Written exercise: Copy, in full, each line of the material that holds the word "страхования".

[Recorded data]
— Begin —
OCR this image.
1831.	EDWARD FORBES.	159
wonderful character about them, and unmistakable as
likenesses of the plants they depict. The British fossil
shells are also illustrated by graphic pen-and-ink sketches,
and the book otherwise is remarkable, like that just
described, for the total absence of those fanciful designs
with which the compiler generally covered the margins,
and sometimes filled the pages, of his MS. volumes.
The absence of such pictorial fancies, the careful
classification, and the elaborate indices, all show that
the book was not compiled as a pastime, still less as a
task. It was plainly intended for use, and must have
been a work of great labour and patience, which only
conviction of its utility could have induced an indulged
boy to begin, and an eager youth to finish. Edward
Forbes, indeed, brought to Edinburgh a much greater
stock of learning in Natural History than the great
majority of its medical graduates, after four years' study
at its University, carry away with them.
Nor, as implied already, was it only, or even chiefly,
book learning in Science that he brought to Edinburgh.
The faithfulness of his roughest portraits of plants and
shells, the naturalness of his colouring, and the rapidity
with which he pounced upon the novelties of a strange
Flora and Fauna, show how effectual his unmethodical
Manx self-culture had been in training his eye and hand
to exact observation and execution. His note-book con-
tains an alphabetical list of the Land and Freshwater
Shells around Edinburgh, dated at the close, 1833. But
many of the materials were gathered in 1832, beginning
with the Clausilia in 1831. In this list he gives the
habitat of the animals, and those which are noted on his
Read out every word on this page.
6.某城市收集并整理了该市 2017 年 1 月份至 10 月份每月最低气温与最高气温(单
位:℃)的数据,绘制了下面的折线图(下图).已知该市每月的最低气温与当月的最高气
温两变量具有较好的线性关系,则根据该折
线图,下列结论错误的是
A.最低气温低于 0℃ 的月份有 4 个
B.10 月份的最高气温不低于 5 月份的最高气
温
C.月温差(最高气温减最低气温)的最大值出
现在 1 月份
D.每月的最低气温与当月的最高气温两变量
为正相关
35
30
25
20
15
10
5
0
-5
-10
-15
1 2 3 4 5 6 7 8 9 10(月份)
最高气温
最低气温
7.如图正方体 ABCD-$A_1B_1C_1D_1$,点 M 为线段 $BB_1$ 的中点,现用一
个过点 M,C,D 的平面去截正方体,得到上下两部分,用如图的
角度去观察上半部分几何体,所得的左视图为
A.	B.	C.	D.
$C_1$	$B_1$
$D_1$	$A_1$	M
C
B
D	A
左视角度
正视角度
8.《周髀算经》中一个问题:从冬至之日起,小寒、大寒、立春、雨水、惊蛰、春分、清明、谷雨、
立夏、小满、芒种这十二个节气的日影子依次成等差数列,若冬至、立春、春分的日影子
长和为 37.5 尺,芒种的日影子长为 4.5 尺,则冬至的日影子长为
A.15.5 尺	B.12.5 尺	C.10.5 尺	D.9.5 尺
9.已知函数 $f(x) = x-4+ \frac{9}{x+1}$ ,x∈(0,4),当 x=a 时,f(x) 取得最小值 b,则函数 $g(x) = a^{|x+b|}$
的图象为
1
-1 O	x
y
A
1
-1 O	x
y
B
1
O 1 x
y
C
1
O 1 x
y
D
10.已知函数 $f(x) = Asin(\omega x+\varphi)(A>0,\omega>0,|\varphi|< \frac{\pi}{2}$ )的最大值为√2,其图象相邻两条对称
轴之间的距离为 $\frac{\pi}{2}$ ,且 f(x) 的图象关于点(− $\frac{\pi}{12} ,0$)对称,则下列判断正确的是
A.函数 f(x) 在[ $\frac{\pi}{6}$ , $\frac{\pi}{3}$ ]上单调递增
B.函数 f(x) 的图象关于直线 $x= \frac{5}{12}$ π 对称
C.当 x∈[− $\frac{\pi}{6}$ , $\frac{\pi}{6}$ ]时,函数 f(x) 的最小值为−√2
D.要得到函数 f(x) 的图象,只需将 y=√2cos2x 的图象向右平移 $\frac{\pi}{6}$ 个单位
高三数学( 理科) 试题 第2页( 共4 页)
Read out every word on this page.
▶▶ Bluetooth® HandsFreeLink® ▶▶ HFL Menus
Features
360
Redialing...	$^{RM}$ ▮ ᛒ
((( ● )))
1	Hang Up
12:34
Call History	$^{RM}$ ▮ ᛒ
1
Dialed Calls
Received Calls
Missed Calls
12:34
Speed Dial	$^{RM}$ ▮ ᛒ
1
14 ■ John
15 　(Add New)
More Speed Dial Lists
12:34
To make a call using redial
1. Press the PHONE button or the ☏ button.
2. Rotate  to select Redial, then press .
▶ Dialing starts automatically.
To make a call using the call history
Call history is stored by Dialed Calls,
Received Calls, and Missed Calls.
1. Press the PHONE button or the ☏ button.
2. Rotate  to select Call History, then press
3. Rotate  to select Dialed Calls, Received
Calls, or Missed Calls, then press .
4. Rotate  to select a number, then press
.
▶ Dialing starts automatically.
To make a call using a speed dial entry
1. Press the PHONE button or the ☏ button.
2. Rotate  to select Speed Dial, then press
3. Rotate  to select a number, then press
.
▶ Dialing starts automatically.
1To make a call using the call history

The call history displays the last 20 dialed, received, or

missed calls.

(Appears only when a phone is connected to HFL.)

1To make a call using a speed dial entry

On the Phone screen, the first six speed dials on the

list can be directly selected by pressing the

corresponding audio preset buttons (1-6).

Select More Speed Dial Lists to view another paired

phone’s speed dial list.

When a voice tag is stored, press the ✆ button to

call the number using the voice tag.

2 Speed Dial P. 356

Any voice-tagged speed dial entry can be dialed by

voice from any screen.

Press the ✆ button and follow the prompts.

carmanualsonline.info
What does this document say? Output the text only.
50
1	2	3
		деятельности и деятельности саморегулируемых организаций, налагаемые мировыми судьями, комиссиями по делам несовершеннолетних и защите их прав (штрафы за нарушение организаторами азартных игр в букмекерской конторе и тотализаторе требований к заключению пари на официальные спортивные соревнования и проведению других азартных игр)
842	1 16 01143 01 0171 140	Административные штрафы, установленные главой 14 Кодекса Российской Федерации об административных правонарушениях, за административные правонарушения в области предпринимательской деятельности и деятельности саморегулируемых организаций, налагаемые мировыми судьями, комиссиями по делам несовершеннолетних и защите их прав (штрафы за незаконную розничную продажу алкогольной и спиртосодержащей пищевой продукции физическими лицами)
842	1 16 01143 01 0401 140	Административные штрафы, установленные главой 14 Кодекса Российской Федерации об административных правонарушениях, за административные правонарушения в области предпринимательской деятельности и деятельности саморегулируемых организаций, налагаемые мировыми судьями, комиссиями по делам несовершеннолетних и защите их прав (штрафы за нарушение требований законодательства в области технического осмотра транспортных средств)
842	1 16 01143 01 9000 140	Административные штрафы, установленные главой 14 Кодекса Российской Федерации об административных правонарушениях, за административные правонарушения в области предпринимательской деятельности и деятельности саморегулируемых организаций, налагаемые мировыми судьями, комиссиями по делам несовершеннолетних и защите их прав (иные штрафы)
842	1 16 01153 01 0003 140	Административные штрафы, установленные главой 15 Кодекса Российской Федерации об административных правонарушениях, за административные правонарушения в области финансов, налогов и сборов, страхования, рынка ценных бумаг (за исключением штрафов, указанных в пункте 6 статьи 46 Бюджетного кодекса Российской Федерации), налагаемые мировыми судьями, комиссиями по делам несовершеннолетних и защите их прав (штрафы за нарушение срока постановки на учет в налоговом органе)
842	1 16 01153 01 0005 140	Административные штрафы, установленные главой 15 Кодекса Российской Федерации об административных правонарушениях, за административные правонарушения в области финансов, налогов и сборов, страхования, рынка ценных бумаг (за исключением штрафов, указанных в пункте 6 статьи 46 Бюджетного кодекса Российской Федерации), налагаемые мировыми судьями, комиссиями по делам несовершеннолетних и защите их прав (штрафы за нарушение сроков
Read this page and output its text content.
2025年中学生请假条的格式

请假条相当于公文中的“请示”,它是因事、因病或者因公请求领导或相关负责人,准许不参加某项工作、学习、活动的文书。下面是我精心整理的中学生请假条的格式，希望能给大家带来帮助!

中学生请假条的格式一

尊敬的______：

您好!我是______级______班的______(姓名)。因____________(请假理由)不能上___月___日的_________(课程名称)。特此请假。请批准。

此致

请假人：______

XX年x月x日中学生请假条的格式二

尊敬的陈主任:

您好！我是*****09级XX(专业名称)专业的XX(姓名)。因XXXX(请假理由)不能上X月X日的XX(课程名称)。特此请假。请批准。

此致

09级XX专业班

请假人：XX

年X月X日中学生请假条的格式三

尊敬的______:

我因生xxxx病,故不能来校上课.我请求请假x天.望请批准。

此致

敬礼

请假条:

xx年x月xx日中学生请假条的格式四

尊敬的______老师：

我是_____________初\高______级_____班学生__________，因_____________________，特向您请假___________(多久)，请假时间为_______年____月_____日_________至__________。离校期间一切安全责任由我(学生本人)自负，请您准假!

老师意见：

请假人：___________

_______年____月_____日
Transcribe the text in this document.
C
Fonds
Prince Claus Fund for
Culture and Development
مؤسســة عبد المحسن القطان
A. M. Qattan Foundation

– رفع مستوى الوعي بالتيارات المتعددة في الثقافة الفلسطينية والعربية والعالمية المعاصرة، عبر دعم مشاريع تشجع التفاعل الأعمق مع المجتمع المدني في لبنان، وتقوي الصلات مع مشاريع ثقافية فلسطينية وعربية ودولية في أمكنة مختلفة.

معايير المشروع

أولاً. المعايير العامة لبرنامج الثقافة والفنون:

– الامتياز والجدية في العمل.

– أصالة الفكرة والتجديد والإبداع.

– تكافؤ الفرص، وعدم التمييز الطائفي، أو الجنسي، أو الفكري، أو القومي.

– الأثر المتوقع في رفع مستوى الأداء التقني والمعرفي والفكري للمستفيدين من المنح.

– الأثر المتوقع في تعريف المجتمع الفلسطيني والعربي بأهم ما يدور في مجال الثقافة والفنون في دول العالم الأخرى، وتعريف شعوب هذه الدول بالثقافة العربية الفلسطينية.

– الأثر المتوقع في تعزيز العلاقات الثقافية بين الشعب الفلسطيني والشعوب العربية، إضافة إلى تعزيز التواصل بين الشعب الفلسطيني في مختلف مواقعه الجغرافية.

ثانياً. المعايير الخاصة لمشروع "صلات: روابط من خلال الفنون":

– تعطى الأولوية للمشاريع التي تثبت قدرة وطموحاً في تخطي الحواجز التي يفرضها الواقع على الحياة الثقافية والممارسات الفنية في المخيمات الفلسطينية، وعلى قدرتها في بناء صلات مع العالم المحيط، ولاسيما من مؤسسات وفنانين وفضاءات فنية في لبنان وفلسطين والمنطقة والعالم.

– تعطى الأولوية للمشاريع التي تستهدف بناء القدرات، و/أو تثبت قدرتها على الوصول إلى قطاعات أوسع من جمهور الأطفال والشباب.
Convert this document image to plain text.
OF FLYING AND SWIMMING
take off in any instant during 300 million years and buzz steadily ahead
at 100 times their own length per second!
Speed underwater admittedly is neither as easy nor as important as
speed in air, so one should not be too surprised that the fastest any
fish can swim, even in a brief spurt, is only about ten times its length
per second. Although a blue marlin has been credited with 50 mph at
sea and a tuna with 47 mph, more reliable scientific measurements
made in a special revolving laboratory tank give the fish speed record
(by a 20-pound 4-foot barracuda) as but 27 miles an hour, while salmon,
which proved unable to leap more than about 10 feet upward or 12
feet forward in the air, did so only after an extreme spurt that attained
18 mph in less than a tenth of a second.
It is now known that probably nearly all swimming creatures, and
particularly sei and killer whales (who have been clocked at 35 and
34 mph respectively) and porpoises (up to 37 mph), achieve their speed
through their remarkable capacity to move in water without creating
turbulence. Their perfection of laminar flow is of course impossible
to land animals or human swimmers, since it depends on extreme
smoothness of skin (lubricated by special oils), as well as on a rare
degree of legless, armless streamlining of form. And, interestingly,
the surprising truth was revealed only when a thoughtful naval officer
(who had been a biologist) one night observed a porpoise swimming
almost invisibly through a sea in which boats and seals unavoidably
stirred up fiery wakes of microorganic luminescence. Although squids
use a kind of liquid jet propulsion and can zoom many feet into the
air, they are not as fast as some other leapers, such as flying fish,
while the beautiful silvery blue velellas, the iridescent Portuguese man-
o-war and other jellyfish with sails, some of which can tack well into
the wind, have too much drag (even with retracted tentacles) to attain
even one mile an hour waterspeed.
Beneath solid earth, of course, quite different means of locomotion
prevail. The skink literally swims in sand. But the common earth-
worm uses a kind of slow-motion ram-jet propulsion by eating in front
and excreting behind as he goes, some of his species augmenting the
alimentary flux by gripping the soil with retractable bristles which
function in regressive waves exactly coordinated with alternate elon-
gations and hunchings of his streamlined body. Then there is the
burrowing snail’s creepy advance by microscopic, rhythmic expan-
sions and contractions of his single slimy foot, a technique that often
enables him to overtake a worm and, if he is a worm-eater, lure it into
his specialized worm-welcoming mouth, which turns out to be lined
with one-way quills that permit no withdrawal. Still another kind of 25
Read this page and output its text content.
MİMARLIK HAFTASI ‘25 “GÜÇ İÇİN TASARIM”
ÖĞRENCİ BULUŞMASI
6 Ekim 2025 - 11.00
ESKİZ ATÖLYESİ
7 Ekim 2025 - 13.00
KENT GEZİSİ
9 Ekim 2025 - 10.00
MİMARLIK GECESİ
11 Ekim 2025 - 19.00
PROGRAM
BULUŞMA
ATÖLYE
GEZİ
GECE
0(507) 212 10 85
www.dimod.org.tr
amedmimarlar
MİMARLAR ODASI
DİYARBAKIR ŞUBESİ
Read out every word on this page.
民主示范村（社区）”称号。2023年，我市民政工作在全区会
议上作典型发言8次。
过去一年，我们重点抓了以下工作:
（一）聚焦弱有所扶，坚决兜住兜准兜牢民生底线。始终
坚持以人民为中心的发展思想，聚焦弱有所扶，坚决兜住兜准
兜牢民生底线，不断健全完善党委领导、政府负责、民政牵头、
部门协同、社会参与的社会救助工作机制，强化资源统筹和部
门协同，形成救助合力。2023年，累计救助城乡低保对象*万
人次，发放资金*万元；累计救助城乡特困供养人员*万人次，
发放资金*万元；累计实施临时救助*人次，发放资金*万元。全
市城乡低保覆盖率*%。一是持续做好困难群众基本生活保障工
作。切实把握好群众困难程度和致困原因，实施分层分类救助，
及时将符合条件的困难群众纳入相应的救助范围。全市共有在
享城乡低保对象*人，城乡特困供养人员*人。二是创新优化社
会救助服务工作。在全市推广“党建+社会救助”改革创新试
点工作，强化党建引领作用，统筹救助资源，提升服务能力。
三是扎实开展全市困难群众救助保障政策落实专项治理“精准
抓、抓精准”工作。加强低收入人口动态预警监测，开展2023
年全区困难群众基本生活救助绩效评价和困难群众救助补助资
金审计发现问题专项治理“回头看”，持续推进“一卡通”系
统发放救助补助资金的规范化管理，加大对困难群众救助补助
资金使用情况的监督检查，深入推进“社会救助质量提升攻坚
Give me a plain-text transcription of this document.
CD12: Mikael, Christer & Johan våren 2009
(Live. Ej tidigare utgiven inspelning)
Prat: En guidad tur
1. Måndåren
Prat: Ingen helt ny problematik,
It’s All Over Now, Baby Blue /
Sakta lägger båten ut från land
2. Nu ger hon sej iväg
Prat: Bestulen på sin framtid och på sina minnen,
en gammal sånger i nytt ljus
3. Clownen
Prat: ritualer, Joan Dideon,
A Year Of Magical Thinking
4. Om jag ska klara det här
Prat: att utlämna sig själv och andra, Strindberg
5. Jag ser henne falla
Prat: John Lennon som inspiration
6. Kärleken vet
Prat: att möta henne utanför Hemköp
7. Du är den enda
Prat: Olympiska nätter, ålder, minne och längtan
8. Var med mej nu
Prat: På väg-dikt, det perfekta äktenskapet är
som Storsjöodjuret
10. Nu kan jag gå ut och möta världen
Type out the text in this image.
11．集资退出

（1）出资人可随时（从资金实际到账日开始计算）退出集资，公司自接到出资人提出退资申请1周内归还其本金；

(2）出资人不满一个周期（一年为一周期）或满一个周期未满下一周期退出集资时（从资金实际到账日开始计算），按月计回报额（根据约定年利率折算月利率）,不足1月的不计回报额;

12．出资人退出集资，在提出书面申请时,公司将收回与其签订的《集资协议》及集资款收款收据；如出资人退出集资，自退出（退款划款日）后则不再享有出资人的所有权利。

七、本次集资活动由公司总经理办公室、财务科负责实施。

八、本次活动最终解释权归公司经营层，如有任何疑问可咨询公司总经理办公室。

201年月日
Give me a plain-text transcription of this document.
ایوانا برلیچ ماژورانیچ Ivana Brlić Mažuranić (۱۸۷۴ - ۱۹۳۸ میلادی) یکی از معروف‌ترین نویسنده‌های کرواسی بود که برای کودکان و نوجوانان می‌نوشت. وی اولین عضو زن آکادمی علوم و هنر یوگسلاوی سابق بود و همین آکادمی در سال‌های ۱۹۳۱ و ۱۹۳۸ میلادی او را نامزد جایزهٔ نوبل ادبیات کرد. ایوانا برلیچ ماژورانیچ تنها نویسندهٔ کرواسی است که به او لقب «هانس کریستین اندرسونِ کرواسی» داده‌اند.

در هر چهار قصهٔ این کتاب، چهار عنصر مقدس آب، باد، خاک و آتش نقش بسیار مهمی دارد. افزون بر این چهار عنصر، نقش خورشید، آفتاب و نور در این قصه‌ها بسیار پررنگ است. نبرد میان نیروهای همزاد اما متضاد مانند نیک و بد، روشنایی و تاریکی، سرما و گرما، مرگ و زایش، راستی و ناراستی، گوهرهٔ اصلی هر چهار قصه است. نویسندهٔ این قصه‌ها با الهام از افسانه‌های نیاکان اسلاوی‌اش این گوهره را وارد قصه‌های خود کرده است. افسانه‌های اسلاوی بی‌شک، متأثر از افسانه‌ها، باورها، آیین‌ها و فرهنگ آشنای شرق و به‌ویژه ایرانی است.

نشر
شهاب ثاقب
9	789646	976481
— End —
Finished task:
842	1 16 01153 01 0003 140	Административные штрафы, установленные главой 15 Кодекса Российской Федерации об административных правонарушениях, за административные правонарушения в области финансов, налогов и сборов, страхования, рынка ценных бумаг (за исключением штрафов, указанных в пункте 6 статьи 46 Бюджетного кодекса Российской Федерации), налагаемые мировыми судьями, комиссиями по делам несовершеннолетних и защите их прав (штрафы за нарушение срока постановки на учет в налоговом органе)
842	1 16 01153 01 0005 140	Административные штрафы, установленные главой 15 Кодекса Российской Федерации об административных правонарушениях, за административные правонарушения в области финансов, налогов и сборов, страхования, рынка ценных бумаг (за исключением штрафов, указанных в пункте 6 статьи 46 Бюджетного кодекса Российской Федерации), налагаемые мировыми судьями, комиссиями по делам несовершеннолетних и защите их прав (штрафы за нарушение сроков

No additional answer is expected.